— Start THE DATA —

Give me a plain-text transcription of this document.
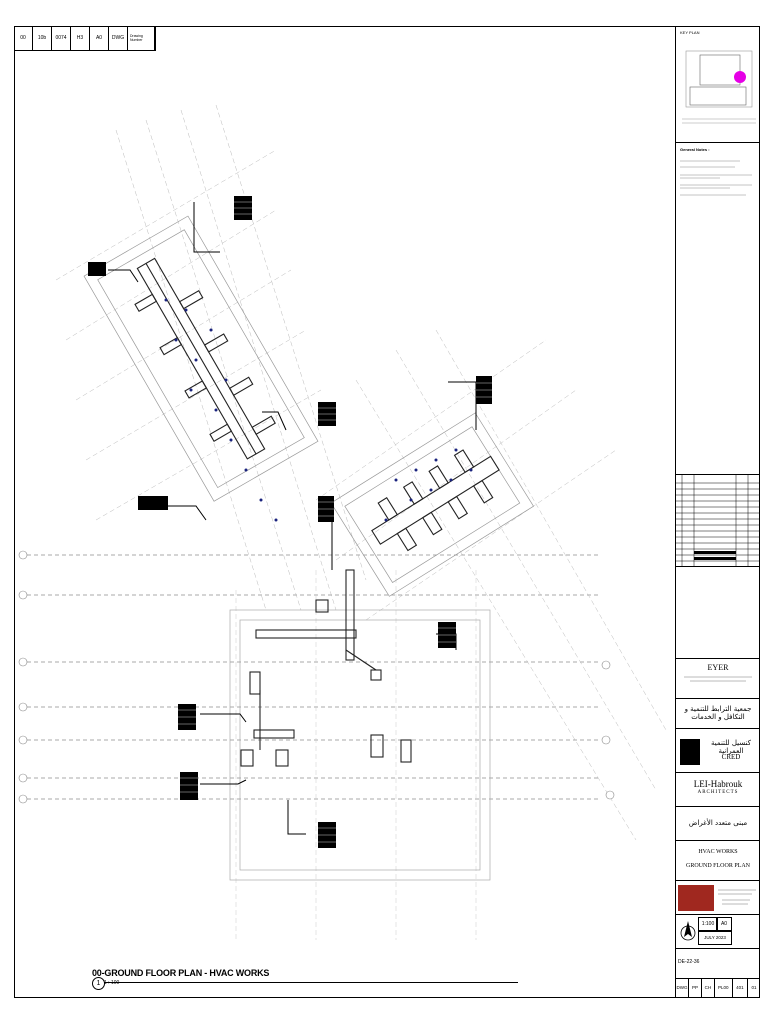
00	10b	0074	H3	A0	DWG	Drawing Number
1
00-GROUND FLOOR PLAN - HVAC WORKS
1 : 100
KEY PLAN
General Notes :
EYER
جمعية الترابط للتنمية و التكافل و الخدمات
كنسيل للتنمية العمرانية
CRED
LEI-Habrouk
ARCHITECTS
مبنى متعدد الأغراض
HVAC WORKS
GROUND FLOOR PLAN
1:100	A0
JULY 2023
DE-22-36
DWG PP	CH	PL00	401	01
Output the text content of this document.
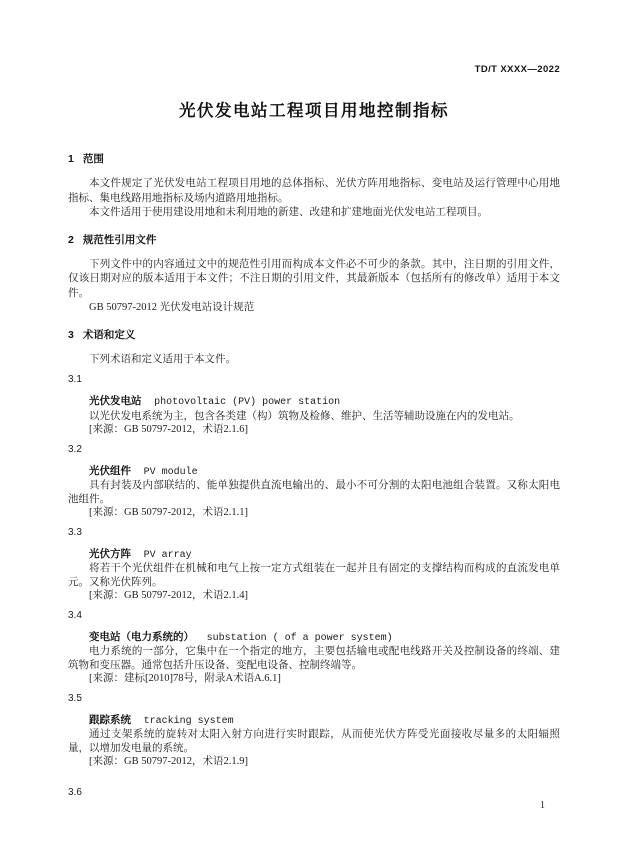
TD/T XXXX—2022
光伏发电站工程项目用地控制指标
1 范围

本文件规定了光伏发电站工程项目用地的总体指标、光伏方阵用地指标、变电站及运行管理中心用地指标、集电线路用地指标及场内道路用地指标。

本文件适用于使用建设用地和未利用地的新建、改建和扩建地面光伏发电站工程项目。

2 规范性引用文件

下列文件中的内容通过文中的规范性引用而构成本文件必不可少的条款。其中，注日期的引用文件，仅该日期对应的版本适用于本文件；不注日期的引用文件，其最新版本（包括所有的修改单）适用于本文件。

GB 50797-2012 光伏发电站设计规范

3 术语和定义

下列术语和定义适用于本文件。

3.1
光伏发电站 photovoltaic (PV) power station

以光伏发电系统为主，包含各类建（构）筑物及检修、维护、生活等辅助设施在内的发电站。

[来源：GB 50797-2012，术语2.1.6]

3.2
光伏组件 PV module

具有封装及内部联结的、能单独提供直流电输出的、最小不可分割的太阳电池组合装置。又称太阳电池组件。

[来源：GB 50797-2012，术语2.1.1]

3.3
光伏方阵 PV array

将若干个光伏组件在机械和电气上按一定方式组装在一起并且有固定的支撑结构而构成的直流发电单元。又称光伏阵列。

[来源：GB 50797-2012，术语2.1.4]

3.4
变电站（电力系统的） substation ( of a power system)

电力系统的一部分，它集中在一个指定的地方，主要包括输电或配电线路开关及控制设备的终端、建筑物和变压器。通常包括升压设备、变配电设备、控制终端等。

[来源：建标[2010]78号，附录A术语A.6.1]

3.5
跟踪系统 tracking system

通过支架系统的旋转对太阳入射方向进行实时跟踪，从而使光伏方阵受光面接收尽量多的太阳辐照量，以增加发电量的系统。

[来源：GB 50797-2012，术语2.1.9]

3.6
1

— End THE DATA —

Give an exact copy of the material, leaving out every picture.

Give me a plain-text transcription of this document.
00	10b	0074	H3	A0	DWG	Drawing Number
1
00-GROUND FLOOR PLAN - HVAC WORKS
1 : 100
KEY PLAN
General Notes :
EYER
جمعية الترابط للتنمية و التكافل و الخدمات
كنسيل للتنمية العمرانية
CRED
LEI-Habrouk
ARCHITECTS
مبنى متعدد الأغراض
HVAC WORKS
GROUND FLOOR PLAN
1:100	A0
JULY 2023
DE-22-36
DWG PP	CH	PL00	401	01
Output the text content of this document.
TD/T XXXX—2022
光伏发电站工程项目用地控制指标
1 范围

本文件规定了光伏发电站工程项目用地的总体指标、光伏方阵用地指标、变电站及运行管理中心用地指标、集电线路用地指标及场内道路用地指标。

本文件适用于使用建设用地和未利用地的新建、改建和扩建地面光伏发电站工程项目。

2 规范性引用文件

下列文件中的内容通过文中的规范性引用而构成本文件必不可少的条款。其中，注日期的引用文件，仅该日期对应的版本适用于本文件；不注日期的引用文件，其最新版本（包括所有的修改单）适用于本文件。

GB 50797-2012 光伏发电站设计规范

3 术语和定义

下列术语和定义适用于本文件。

3.1
光伏发电站 photovoltaic (PV) power station

以光伏发电系统为主，包含各类建（构）筑物及检修、维护、生活等辅助设施在内的发电站。

[来源：GB 50797-2012，术语2.1.6]

3.2
光伏组件 PV module

具有封装及内部联结的、能单独提供直流电输出的、最小不可分割的太阳电池组合装置。又称太阳电池组件。

[来源：GB 50797-2012，术语2.1.1]

3.3
光伏方阵 PV array

将若干个光伏组件在机械和电气上按一定方式组装在一起并且有固定的支撑结构而构成的直流发电单元。又称光伏阵列。

[来源：GB 50797-2012，术语2.1.4]

3.4
变电站（电力系统的） substation ( of a power system)

电力系统的一部分，它集中在一个指定的地方，主要包括输电或配电线路开关及控制设备的终端、建筑物和变压器。通常包括升压设备、变配电设备、控制终端等。

[来源：建标[2010]78号，附录A术语A.6.1]

3.5
跟踪系统 tracking system

通过支架系统的旋转对太阳入射方向进行实时跟踪，从而使光伏方阵受光面接收尽量多的太阳辐照量，以增加发电量的系统。

[来源：GB 50797-2012，术语2.1.9]

3.6
1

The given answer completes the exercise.